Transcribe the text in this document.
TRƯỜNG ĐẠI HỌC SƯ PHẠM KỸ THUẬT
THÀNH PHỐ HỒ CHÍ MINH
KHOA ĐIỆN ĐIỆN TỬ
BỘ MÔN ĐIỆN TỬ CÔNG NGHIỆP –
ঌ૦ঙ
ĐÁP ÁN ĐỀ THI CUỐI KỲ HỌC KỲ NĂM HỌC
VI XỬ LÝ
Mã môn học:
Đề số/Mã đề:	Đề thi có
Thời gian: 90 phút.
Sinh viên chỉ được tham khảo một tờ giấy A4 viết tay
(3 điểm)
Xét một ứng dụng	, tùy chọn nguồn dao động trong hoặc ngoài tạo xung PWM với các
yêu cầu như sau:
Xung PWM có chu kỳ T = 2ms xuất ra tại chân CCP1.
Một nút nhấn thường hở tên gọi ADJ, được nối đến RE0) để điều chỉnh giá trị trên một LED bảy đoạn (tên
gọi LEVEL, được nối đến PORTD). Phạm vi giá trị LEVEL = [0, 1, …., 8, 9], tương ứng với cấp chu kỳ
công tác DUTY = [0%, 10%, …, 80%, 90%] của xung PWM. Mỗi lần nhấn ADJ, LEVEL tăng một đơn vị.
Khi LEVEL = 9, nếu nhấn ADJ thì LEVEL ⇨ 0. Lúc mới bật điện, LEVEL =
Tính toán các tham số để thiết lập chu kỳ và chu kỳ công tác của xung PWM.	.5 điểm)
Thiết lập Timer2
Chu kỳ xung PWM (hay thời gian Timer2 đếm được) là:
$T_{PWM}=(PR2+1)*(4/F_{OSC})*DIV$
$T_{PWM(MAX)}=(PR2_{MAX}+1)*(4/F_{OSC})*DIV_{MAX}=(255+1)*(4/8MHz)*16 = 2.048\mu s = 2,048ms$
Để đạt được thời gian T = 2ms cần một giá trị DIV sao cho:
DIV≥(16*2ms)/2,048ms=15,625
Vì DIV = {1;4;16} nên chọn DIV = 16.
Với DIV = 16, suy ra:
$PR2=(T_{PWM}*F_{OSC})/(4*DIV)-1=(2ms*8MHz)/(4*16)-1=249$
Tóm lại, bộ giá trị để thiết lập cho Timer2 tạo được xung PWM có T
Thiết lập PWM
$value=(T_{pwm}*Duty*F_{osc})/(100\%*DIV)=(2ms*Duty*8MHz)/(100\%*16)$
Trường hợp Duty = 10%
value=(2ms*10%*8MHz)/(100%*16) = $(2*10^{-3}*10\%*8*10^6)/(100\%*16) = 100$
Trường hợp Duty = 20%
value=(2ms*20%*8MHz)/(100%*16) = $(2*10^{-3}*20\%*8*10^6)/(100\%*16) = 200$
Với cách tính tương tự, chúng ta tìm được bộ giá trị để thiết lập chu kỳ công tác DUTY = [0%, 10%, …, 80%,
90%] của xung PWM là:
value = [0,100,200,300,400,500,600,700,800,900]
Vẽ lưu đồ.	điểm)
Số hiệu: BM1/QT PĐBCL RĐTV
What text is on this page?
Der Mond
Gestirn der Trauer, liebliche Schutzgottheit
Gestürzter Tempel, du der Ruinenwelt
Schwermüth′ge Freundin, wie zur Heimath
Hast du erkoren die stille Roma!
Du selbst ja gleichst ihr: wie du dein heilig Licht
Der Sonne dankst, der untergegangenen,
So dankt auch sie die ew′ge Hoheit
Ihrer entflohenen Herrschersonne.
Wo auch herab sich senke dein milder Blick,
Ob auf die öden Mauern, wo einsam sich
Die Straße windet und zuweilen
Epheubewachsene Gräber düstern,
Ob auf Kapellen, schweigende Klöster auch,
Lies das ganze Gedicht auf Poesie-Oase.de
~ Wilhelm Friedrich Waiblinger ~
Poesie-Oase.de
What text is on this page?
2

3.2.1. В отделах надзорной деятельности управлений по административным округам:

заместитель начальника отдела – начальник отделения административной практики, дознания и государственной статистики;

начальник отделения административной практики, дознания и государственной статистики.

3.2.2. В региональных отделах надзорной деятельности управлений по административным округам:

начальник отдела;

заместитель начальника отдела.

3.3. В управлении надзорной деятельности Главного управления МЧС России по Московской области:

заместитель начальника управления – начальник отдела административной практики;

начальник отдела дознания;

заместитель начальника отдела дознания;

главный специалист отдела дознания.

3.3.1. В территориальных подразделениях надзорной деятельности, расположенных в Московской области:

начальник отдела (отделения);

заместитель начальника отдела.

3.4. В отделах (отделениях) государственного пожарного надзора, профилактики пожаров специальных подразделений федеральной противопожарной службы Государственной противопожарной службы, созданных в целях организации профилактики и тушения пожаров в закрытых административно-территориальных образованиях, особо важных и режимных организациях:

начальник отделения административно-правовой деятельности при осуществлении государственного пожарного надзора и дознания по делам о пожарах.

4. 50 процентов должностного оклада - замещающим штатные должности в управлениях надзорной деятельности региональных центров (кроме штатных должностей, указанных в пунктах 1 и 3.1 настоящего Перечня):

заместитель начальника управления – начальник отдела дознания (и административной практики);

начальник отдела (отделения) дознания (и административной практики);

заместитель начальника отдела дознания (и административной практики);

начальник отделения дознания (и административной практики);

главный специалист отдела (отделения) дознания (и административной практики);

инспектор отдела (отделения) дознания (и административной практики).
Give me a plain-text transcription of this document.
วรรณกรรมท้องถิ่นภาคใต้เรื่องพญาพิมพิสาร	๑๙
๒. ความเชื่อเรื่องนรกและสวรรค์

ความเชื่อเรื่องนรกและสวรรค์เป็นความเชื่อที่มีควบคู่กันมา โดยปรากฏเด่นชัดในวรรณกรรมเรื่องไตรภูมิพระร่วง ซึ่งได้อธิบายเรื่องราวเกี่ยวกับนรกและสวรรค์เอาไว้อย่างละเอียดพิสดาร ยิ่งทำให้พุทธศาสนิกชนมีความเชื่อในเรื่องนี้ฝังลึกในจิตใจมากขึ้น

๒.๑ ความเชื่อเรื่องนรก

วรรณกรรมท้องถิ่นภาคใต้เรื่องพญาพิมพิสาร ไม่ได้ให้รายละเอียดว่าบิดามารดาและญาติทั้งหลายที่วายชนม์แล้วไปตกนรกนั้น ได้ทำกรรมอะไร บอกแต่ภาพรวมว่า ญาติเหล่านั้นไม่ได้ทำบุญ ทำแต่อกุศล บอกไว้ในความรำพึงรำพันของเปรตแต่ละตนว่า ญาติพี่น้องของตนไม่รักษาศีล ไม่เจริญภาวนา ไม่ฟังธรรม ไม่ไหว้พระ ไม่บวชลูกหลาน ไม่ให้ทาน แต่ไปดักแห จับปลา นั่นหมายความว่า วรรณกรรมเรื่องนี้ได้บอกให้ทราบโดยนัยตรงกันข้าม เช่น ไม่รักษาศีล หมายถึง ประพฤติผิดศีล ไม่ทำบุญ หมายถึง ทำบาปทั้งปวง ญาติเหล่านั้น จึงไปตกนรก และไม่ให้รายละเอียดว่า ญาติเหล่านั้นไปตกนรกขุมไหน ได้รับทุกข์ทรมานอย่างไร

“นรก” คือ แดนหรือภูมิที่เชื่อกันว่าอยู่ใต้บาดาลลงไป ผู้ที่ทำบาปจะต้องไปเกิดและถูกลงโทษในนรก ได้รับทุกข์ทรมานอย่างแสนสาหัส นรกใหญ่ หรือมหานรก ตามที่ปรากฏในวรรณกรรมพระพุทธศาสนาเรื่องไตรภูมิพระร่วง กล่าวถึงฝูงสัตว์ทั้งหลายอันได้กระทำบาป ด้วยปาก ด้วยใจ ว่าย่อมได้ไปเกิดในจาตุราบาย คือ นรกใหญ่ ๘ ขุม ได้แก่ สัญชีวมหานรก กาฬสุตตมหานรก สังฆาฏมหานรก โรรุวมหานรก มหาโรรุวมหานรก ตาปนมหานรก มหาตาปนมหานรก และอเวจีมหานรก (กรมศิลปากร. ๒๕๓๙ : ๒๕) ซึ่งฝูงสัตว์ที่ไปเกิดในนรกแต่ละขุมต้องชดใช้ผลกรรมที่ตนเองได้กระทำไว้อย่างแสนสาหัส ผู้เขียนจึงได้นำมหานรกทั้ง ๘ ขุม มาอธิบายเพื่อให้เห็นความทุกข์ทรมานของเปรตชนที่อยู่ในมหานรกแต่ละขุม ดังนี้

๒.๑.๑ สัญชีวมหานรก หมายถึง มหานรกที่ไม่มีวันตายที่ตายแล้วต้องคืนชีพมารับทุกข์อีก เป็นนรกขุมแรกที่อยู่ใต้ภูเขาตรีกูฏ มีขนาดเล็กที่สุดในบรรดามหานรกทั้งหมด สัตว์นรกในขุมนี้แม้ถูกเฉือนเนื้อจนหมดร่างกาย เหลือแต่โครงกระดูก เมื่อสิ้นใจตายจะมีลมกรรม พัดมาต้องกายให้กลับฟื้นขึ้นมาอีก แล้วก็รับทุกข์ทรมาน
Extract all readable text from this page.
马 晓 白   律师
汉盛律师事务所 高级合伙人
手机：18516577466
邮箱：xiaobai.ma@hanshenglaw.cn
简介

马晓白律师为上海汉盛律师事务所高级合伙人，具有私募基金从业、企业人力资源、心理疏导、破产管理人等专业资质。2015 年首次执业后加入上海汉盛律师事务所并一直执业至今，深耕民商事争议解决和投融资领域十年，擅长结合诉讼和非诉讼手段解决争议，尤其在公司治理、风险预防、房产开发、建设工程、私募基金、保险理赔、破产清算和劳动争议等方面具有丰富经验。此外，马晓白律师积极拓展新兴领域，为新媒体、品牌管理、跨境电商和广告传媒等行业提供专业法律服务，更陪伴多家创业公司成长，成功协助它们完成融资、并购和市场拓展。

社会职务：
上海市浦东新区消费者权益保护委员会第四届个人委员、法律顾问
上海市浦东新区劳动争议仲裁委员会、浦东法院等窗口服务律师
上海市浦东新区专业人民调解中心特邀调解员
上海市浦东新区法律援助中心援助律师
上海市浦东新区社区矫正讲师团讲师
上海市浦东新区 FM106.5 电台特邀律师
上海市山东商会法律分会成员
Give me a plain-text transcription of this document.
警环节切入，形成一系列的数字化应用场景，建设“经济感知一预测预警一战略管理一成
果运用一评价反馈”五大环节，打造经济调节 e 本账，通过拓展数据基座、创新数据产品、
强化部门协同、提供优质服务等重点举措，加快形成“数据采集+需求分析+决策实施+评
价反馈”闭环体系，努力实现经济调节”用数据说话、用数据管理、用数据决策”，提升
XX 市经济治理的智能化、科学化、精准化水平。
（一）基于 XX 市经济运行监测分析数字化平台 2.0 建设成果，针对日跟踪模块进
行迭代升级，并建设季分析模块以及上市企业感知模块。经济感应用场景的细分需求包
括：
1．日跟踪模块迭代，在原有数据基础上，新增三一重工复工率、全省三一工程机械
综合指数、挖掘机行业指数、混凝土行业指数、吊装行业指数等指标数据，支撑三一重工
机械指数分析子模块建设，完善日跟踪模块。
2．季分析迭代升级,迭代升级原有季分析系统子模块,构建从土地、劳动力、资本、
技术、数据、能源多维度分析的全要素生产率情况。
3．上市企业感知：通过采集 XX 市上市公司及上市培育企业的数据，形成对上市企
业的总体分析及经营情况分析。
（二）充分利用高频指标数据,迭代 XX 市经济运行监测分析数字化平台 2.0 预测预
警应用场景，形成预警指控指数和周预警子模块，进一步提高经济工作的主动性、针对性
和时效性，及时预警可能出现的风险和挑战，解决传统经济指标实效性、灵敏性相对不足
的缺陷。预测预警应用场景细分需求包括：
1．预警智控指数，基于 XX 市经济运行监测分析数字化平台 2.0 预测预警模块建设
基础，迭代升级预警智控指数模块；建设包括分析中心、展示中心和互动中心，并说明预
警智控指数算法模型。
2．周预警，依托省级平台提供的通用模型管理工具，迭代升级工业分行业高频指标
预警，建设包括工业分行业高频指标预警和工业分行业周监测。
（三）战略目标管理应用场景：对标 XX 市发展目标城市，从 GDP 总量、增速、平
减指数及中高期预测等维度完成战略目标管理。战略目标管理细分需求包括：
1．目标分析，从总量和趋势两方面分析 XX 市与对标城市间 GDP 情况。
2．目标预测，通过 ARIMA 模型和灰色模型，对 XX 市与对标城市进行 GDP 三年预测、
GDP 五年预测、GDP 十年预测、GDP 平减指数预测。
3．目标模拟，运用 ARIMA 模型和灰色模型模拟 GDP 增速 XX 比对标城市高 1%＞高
____
- TASK BRIEF:
Work through the records line by line and tally those holding "специалист". Reply with the number alone.

- SOLVED PROBLEM:
2